### Exercise instructions
Retype every line of the entries below verbatim, leaving out the pictures.

### Excerpted data
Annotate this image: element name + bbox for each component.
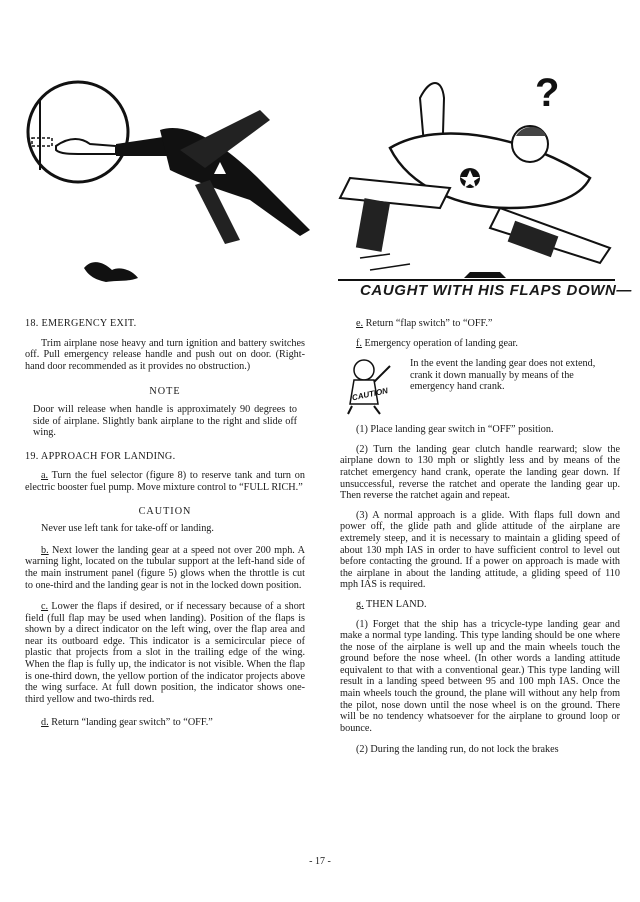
caution-figure-icon bbox=[340, 356, 398, 416]
item-d bbox=[25, 717, 305, 729]
item-f-letter: f. bbox=[356, 337, 362, 349]
item-a bbox=[25, 470, 305, 493]
caution-callout bbox=[340, 356, 620, 418]
caution-text: Never use left tank for take-off or landing. bbox=[41, 523, 214, 535]
note-text: Door will release when handle is approximately 90 degrees to side of airplane. Slightly bank airplane to the right and slide off wing. bbox=[33, 403, 297, 439]
item-c-text: Lower the flaps if desired, or if necessary because of a short field (full flap may be used when landing). Position of the flaps is shown by a direct indicator on the left wing, over the flap area and near its outboard edge. This indicator is a semicircular piece of plastic that projects from a slot in the trailing edge of the wing. When the flap is fully up, the indicator is not visible. When the flap is one-third down, the yellow portion of the indicator projects above the wing surface. At full down position, the indicator shows one-third yellow and two-thirds red. bbox=[25, 601, 306, 705]
item-c-letter: c. bbox=[41, 601, 49, 613]
note-title: NOTE bbox=[149, 386, 181, 398]
item-b-letter: b. bbox=[41, 544, 49, 556]
item-b-text: Next lower the landing gear at a speed not over 200 mph. A warning light, located on the tubular support at the left-hand side of the main instrument panel (figure 5) glows when the throttle is cut to one-third and the landing gear is not in the locked down position. bbox=[25, 544, 306, 591]
page-number: - 17 - bbox=[309, 856, 331, 867]
item-g-text: THEN LAND. bbox=[366, 598, 427, 610]
caution-callout-text: In the event the landing gear does not extend, crank it down manually by means of the emergency hand crank. bbox=[410, 358, 596, 393]
f-step-1: (1) Place landing gear switch in “OFF” position. bbox=[356, 424, 554, 436]
f-step-3: (3) A normal approach is a glide. With flaps full down and power off, the glide path and glide attitude of the airplane are extremely steep, and it is necessary to maintain a gliding speed of about 130 mph IAS in order to have sufficient control to level out before contacting the ground. If a power on approach is made with the airplane in about the landing attitude, a gliding speed of 110 mph IAS is required. bbox=[340, 509, 620, 591]
item-a-letter: a. bbox=[41, 470, 49, 482]
section-18-paragraph: Trim airplane nose heavy and turn ignition and battery switches off. Pull emergency release handle and push out on door. (Right-hand door recommended as it provides no obstruction.) bbox=[25, 337, 305, 372]
section-19-heading: 19. APPROACH FOR LANDING. bbox=[25, 450, 176, 462]
item-c bbox=[25, 601, 305, 705]
item-e bbox=[340, 318, 620, 330]
item-a-text: Turn the fuel selector (figure 8) to reserve tank and turn on electric booster fuel pump. Move mixture control to “FULL RICH.” bbox=[25, 470, 305, 493]
f-step-2: (2) Turn the landing gear clutch handle rearward; slow the airplane down to 130 mph or slightly less and by means of the ratchet emergency hand crank, operate the landing gear down. If unsuccessful, reverse the ratchet and operate the landing gear up. Then reverse the ratchet again and repeat. bbox=[340, 443, 620, 502]
caution-badge-text: CAUTION bbox=[351, 386, 389, 403]
item-e-letter: e. bbox=[356, 318, 364, 329]
flaps-down-cartoon bbox=[330, 58, 630, 288]
right-column bbox=[340, 318, 620, 763]
g-step-2: (2) During the landing run, do not lock the brakes bbox=[356, 744, 559, 756]
section-18-heading: 18. EMERGENCY EXIT. bbox=[25, 318, 137, 329]
item-e-text: Return “flap switch” to “OFF.” bbox=[365, 318, 493, 329]
left-column bbox=[25, 318, 305, 736]
item-b bbox=[25, 545, 305, 591]
item-g-letter: g. bbox=[356, 598, 364, 610]
svg-text:?: ? bbox=[535, 71, 560, 115]
item-f-text: Emergency operation of landing gear. bbox=[364, 337, 518, 349]
cartoon-caption: CAUGHT WITH HIS FLAPS DOWN— bbox=[360, 282, 633, 299]
emergency-exit-illustration bbox=[20, 50, 320, 330]
item-f bbox=[340, 338, 620, 350]
item-g bbox=[340, 599, 620, 611]
g-step-1: (1) Forget that the ship has a tricycle-type landing gear and make a normal type landing. This type landing should be one where the nose of the airplane is well up and the main wheels touch the ground before the nose wheel. (In other words a landing attitude equivalent to that with a conventional gear.) This type landing will result in a landing speed between 95 and 100 mph IAS. Once the main wheels touch the ground, the plane will without any help from the pilot, nose down until the nose wheel is on the ground. There will be no tendency whatsoever for the airplane to ground loop or bounce. bbox=[340, 618, 620, 734]
caution-title: CAUTION bbox=[138, 505, 192, 517]
item-d-letter: d. bbox=[41, 717, 49, 729]
item-d-text: Return “landing gear switch” to “OFF.” bbox=[51, 717, 213, 729]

### Task response
Annotate this image: element name + bbox for each component.
caution-figure-icon bbox=[340, 356, 398, 416]
item-d bbox=[25, 717, 305, 729]
item-f-letter: f. bbox=[356, 337, 362, 349]
item-a bbox=[25, 470, 305, 493]
caution-callout bbox=[340, 356, 620, 418]
caution-text: Never use left tank for take-off or landing. bbox=[41, 523, 214, 535]
note-text: Door will release when handle is approximately 90 degrees to side of airplane. Slightly bank airplane to the right and slide off wing. bbox=[33, 403, 297, 439]
item-c-text: Lower the flaps if desired, or if necessary because of a short field (full flap may be used when landing). Position of the flaps is shown by a direct indicator on the left wing, over the flap area and near its outboard edge. This indicator is a semicircular piece of plastic that projects from a slot in the trailing edge of the wing. When the flap is fully up, the indicator is not visible. When the flap is one-third down, the yellow portion of the indicator projects above the wing surface. At full down position, the indicator shows one-third yellow and two-thirds red. bbox=[25, 601, 306, 705]
item-c-letter: c. bbox=[41, 601, 49, 613]
note-title: NOTE bbox=[149, 386, 181, 398]
item-b-letter: b. bbox=[41, 544, 49, 556]
item-b-text: Next lower the landing gear at a speed not over 200 mph. A warning light, located on the tubular support at the left-hand side of the main instrument panel (figure 5) glows when the throttle is cut to one-third and the landing gear is not in the locked down position. bbox=[25, 544, 306, 591]
page-number: - 17 - bbox=[309, 856, 331, 867]
item-g-text: THEN LAND. bbox=[366, 598, 427, 610]
caution-callout-text: In the event the landing gear does not extend, crank it down manually by means of the emergency hand crank. bbox=[410, 358, 596, 393]
f-step-1: (1) Place landing gear switch in “OFF” position. bbox=[356, 424, 554, 436]
f-step-3: (3) A normal approach is a glide. With flaps full down and power off, the glide path and glide attitude of the airplane are extremely steep, and it is necessary to maintain a gliding speed of about 130 mph IAS in order to have sufficient control to level out before contacting the ground. If a power on approach is made with the airplane in about the landing attitude, a gliding speed of 110 mph IAS is required. bbox=[340, 509, 620, 591]
item-a-letter: a. bbox=[41, 470, 49, 482]
section-18-paragraph: Trim airplane nose heavy and turn ignition and battery switches off. Pull emergency release handle and push out on door. (Right-hand door recommended as it provides no obstruction.) bbox=[25, 337, 305, 372]
section-19-heading: 19. APPROACH FOR LANDING. bbox=[25, 450, 176, 462]
item-c bbox=[25, 601, 305, 705]
item-e bbox=[340, 318, 620, 330]
item-a-text: Turn the fuel selector (figure 8) to reserve tank and turn on electric booster fuel pump. Move mixture control to “FULL RICH.” bbox=[25, 470, 305, 493]
f-step-2: (2) Turn the landing gear clutch handle rearward; slow the airplane down to 130 mph or slightly less and by means of the ratchet emergency hand crank, operate the landing gear down. If unsuccessful, reverse the ratchet and operate the landing gear up. Then reverse the ratchet again and repeat. bbox=[340, 443, 620, 502]
caution-badge-text: CAUTION bbox=[351, 386, 389, 403]
item-e-letter: e. bbox=[356, 318, 364, 329]
flaps-down-cartoon bbox=[330, 58, 630, 288]
right-column bbox=[340, 318, 620, 763]
g-step-2: (2) During the landing run, do not lock the brakes bbox=[356, 744, 559, 756]
section-18-heading: 18. EMERGENCY EXIT. bbox=[25, 318, 137, 329]
item-e-text: Return “flap switch” to “OFF.” bbox=[365, 318, 493, 329]
left-column bbox=[25, 318, 305, 736]
item-b bbox=[25, 545, 305, 591]
item-g-letter: g. bbox=[356, 598, 364, 610]
svg-text:?: ? bbox=[535, 71, 560, 115]
item-f-text: Emergency operation of landing gear. bbox=[364, 337, 518, 349]
cartoon-caption: CAUGHT WITH HIS FLAPS DOWN— bbox=[360, 282, 633, 299]
emergency-exit-illustration bbox=[20, 50, 320, 330]
item-f bbox=[340, 338, 620, 350]
item-g bbox=[340, 599, 620, 611]
g-step-1: (1) Forget that the ship has a tricycle-type landing gear and make a normal type landing. This type landing should be one where the nose of the airplane is well up and the main wheels touch the ground before the nose wheel. (In other words a landing attitude equivalent to that with a conventional gear.) This type landing will result in a landing speed between 95 and 100 mph IAS. Once the main wheels touch the ground, the plane will without any help from the pilot, nose down until the nose wheel is on the ground. There will be no tendency whatsoever for the airplane to ground loop or bounce. bbox=[340, 618, 620, 734]
caution-title: CAUTION bbox=[138, 505, 192, 517]
item-d-letter: d. bbox=[41, 717, 49, 729]
item-d-text: Return “landing gear switch” to “OFF.” bbox=[51, 717, 213, 729]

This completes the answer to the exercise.